Problem details:
All of the data below must be repeated exactly.

Records from a data source:
● ● ● ● ● ● ●

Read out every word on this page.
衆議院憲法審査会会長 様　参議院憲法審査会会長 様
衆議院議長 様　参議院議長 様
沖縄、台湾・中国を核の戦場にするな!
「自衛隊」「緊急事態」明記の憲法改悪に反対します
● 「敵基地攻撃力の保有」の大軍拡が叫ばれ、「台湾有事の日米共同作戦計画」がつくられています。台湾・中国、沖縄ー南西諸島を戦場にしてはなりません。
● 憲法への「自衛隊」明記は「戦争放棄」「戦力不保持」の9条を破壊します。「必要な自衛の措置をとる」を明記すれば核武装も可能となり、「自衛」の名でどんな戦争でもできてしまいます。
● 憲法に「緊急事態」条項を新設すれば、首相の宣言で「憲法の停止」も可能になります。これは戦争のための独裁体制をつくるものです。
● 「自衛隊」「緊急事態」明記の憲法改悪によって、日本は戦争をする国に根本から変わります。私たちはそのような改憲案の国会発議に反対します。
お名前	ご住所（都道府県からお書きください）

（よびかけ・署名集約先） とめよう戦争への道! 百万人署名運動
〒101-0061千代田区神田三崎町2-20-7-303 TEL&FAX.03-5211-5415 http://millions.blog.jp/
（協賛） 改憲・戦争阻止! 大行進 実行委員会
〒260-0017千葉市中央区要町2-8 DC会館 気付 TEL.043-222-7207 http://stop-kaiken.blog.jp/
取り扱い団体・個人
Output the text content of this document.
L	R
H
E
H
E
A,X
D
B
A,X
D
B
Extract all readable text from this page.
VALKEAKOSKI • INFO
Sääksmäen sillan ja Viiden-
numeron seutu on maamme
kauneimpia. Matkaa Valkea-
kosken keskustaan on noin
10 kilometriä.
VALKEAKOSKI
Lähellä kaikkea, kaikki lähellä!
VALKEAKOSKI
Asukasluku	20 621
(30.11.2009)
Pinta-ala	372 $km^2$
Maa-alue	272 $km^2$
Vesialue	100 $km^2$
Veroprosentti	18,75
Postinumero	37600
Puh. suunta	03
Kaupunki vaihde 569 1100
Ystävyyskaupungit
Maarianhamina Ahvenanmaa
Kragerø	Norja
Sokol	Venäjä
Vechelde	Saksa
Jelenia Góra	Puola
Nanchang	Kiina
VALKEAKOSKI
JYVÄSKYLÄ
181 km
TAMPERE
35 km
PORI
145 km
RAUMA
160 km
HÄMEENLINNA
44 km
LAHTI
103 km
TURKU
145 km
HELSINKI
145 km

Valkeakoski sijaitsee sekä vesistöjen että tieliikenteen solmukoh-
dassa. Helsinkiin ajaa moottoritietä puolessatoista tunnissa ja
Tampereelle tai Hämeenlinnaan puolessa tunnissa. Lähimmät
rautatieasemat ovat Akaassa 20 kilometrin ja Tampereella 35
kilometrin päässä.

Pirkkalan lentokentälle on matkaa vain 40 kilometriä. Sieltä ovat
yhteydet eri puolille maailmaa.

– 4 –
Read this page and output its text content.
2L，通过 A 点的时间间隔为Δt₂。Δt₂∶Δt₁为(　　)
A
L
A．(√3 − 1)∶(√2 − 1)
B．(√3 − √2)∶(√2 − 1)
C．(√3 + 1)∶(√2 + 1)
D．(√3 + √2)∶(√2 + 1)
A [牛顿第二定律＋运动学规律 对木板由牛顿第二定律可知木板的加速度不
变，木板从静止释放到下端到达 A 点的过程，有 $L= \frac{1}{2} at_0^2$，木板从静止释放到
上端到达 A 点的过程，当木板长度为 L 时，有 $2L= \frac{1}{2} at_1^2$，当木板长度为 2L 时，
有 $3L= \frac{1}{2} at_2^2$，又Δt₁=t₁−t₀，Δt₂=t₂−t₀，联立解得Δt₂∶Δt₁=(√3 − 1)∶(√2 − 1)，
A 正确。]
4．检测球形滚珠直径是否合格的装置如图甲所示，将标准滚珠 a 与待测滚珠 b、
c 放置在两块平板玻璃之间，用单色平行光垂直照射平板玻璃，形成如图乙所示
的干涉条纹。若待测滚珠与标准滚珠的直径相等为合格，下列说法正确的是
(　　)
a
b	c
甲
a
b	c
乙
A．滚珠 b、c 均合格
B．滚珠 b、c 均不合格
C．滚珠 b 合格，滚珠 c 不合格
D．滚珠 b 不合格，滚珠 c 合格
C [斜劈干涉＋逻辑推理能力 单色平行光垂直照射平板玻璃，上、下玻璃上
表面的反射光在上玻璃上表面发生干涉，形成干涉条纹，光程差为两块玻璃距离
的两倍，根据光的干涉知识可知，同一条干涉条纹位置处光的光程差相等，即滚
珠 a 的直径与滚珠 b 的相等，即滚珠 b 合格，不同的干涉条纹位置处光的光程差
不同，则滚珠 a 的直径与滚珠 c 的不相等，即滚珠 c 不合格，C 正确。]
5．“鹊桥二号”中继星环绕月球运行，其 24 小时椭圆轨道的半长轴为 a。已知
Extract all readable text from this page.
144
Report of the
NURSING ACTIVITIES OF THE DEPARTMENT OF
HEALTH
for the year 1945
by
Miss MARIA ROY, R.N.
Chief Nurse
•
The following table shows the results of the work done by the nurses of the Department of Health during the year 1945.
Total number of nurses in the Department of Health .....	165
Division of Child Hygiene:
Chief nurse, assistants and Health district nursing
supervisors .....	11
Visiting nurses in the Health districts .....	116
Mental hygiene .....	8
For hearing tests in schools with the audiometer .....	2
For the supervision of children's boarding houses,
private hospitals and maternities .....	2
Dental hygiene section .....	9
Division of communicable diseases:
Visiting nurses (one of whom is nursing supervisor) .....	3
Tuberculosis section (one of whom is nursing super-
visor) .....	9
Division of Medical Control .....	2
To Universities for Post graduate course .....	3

● ● ● ● ● ● ●

Completed task:
Read out every word on this page.
衆議院憲法審査会会長 様　参議院憲法審査会会長 様
衆議院議長 様　参議院議長 様
沖縄、台湾・中国を核の戦場にするな!
「自衛隊」「緊急事態」明記の憲法改悪に反対します
● 「敵基地攻撃力の保有」の大軍拡が叫ばれ、「台湾有事の日米共同作戦計画」がつくられています。台湾・中国、沖縄ー南西諸島を戦場にしてはなりません。
● 憲法への「自衛隊」明記は「戦争放棄」「戦力不保持」の9条を破壊します。「必要な自衛の措置をとる」を明記すれば核武装も可能となり、「自衛」の名でどんな戦争でもできてしまいます。
● 憲法に「緊急事態」条項を新設すれば、首相の宣言で「憲法の停止」も可能になります。これは戦争のための独裁体制をつくるものです。
● 「自衛隊」「緊急事態」明記の憲法改悪によって、日本は戦争をする国に根本から変わります。私たちはそのような改憲案の国会発議に反対します。
お名前	ご住所（都道府県からお書きください）

（よびかけ・署名集約先） とめよう戦争への道! 百万人署名運動
〒101-0061千代田区神田三崎町2-20-7-303 TEL&FAX.03-5211-5415 http://millions.blog.jp/
（協賛） 改憲・戦争阻止! 大行進 実行委員会
〒260-0017千葉市中央区要町2-8 DC会館 気付 TEL.043-222-7207 http://stop-kaiken.blog.jp/
取り扱い団体・個人
Output the text content of this document.
L	R
H
E
H
E
A,X
D
B
A,X
D
B
Extract all readable text from this page.
VALKEAKOSKI • INFO
Sääksmäen sillan ja Viiden-
numeron seutu on maamme
kauneimpia. Matkaa Valkea-
kosken keskustaan on noin
10 kilometriä.
VALKEAKOSKI
Lähellä kaikkea, kaikki lähellä!
VALKEAKOSKI
Asukasluku	20 621
(30.11.2009)
Pinta-ala	372 $km^2$
Maa-alue	272 $km^2$
Vesialue	100 $km^2$
Veroprosentti	18,75
Postinumero	37600
Puh. suunta	03
Kaupunki vaihde 569 1100
Ystävyyskaupungit
Maarianhamina Ahvenanmaa
Kragerø	Norja
Sokol	Venäjä
Vechelde	Saksa
Jelenia Góra	Puola
Nanchang	Kiina
VALKEAKOSKI
JYVÄSKYLÄ
181 km
TAMPERE
35 km
PORI
145 km
RAUMA
160 km
HÄMEENLINNA
44 km
LAHTI
103 km
TURKU
145 km
HELSINKI
145 km

Valkeakoski sijaitsee sekä vesistöjen että tieliikenteen solmukoh-
dassa. Helsinkiin ajaa moottoritietä puolessatoista tunnissa ja
Tampereelle tai Hämeenlinnaan puolessa tunnissa. Lähimmät
rautatieasemat ovat Akaassa 20 kilometrin ja Tampereella 35
kilometrin päässä.

Pirkkalan lentokentälle on matkaa vain 40 kilometriä. Sieltä ovat
yhteydet eri puolille maailmaa.

– 4 –
Read this page and output its text content.
2L，通过 A 点的时间间隔为Δt₂。Δt₂∶Δt₁为(　　)
A
L
A．(√3 − 1)∶(√2 − 1)
B．(√3 − √2)∶(√2 − 1)
C．(√3 + 1)∶(√2 + 1)
D．(√3 + √2)∶(√2 + 1)
A [牛顿第二定律＋运动学规律 对木板由牛顿第二定律可知木板的加速度不
变，木板从静止释放到下端到达 A 点的过程，有 $L= \frac{1}{2} at_0^2$，木板从静止释放到
上端到达 A 点的过程，当木板长度为 L 时，有 $2L= \frac{1}{2} at_1^2$，当木板长度为 2L 时，
有 $3L= \frac{1}{2} at_2^2$，又Δt₁=t₁−t₀，Δt₂=t₂−t₀，联立解得Δt₂∶Δt₁=(√3 − 1)∶(√2 − 1)，
A 正确。]
4．检测球形滚珠直径是否合格的装置如图甲所示，将标准滚珠 a 与待测滚珠 b、
c 放置在两块平板玻璃之间，用单色平行光垂直照射平板玻璃，形成如图乙所示
的干涉条纹。若待测滚珠与标准滚珠的直径相等为合格，下列说法正确的是
(　　)
a
b	c
甲
a
b	c
乙
A．滚珠 b、c 均合格
B．滚珠 b、c 均不合格
C．滚珠 b 合格，滚珠 c 不合格
D．滚珠 b 不合格，滚珠 c 合格
C [斜劈干涉＋逻辑推理能力 单色平行光垂直照射平板玻璃，上、下玻璃上
表面的反射光在上玻璃上表面发生干涉，形成干涉条纹，光程差为两块玻璃距离
的两倍，根据光的干涉知识可知，同一条干涉条纹位置处光的光程差相等，即滚
珠 a 的直径与滚珠 b 的相等，即滚珠 b 合格，不同的干涉条纹位置处光的光程差
不同，则滚珠 a 的直径与滚珠 c 的不相等，即滚珠 c 不合格，C 正确。]
5．“鹊桥二号”中继星环绕月球运行，其 24 小时椭圆轨道的半长轴为 a。已知
Extract all readable text from this page.
144
Report of the
NURSING ACTIVITIES OF THE DEPARTMENT OF
HEALTH
for the year 1945
by
Miss MARIA ROY, R.N.
Chief Nurse
•
The following table shows the results of the work done by the nurses of the Department of Health during the year 1945.
Total number of nurses in the Department of Health .....	165
Division of Child Hygiene:
Chief nurse, assistants and Health district nursing
supervisors .....	11
Visiting nurses in the Health districts .....	116
Mental hygiene .....	8
For hearing tests in schools with the audiometer .....	2
For the supervision of children's boarding houses,
private hospitals and maternities .....	2
Dental hygiene section .....	9
Division of communicable diseases:
Visiting nurses (one of whom is nursing supervisor) .....	3
Tuberculosis section (one of whom is nursing super-
visor) .....	9
Division of Medical Control .....	2
To Universities for Post graduate course .....	3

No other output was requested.